■ DATASET EXTRACT:
####
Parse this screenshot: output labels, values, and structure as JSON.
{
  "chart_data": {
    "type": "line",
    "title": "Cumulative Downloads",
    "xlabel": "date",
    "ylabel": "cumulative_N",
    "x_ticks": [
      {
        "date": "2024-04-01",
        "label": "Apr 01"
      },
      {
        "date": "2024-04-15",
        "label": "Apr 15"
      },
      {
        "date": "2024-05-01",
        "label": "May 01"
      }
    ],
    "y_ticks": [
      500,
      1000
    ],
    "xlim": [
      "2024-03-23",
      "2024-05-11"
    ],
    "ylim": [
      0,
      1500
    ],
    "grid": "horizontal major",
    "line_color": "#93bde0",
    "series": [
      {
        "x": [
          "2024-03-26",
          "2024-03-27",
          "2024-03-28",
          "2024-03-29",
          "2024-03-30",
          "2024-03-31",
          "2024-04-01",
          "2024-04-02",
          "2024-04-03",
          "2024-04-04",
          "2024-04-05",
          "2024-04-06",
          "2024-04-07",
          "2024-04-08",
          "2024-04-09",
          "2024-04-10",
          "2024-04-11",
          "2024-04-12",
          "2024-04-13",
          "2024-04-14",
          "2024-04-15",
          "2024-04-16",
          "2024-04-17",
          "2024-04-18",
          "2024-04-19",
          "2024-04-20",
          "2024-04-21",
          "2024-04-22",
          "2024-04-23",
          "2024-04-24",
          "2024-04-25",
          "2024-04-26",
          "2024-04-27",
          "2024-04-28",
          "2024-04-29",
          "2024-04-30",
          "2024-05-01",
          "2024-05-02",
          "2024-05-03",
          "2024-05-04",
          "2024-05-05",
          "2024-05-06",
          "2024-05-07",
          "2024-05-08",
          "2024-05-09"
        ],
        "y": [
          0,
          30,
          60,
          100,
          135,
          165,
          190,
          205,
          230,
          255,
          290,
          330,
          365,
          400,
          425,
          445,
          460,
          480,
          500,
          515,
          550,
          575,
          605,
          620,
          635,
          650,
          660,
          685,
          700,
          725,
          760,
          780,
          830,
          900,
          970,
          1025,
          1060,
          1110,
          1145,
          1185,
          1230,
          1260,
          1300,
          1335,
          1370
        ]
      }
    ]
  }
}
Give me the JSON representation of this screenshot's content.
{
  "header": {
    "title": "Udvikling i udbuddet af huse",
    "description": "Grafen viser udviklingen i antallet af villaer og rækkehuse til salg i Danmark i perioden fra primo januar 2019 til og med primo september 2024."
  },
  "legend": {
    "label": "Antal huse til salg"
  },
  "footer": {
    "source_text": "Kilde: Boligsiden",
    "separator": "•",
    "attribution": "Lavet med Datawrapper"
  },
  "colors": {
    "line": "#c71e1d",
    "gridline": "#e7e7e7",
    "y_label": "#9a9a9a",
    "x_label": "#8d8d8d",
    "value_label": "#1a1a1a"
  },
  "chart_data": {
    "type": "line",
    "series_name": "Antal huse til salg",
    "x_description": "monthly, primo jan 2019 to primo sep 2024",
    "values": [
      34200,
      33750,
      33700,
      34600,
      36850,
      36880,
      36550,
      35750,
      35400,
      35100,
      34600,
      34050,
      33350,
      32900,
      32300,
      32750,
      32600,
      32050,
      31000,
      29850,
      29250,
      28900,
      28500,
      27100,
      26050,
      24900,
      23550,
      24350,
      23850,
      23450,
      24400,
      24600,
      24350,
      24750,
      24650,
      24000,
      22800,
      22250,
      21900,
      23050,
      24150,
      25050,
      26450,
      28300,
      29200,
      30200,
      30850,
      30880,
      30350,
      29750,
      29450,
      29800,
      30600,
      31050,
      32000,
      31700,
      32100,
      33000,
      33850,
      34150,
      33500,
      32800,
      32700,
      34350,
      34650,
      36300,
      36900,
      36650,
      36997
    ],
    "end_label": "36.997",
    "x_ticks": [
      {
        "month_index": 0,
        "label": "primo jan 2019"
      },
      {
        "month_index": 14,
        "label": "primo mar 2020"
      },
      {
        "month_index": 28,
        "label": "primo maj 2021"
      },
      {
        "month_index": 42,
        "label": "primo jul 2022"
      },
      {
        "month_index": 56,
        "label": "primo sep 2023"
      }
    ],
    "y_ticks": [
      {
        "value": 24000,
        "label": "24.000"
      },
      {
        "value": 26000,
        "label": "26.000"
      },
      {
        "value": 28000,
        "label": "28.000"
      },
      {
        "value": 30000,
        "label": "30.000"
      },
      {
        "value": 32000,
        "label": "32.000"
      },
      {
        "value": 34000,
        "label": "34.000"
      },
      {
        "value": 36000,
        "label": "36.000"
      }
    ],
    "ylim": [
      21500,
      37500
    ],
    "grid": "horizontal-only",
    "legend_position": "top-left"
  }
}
####
■ GOAL: Return each full line of the entries that contains the word "values".

■ ANSWER TO THIS PROBLEM:
Parse this screenshot: output labels, values, and structure as JSON.
    "values": [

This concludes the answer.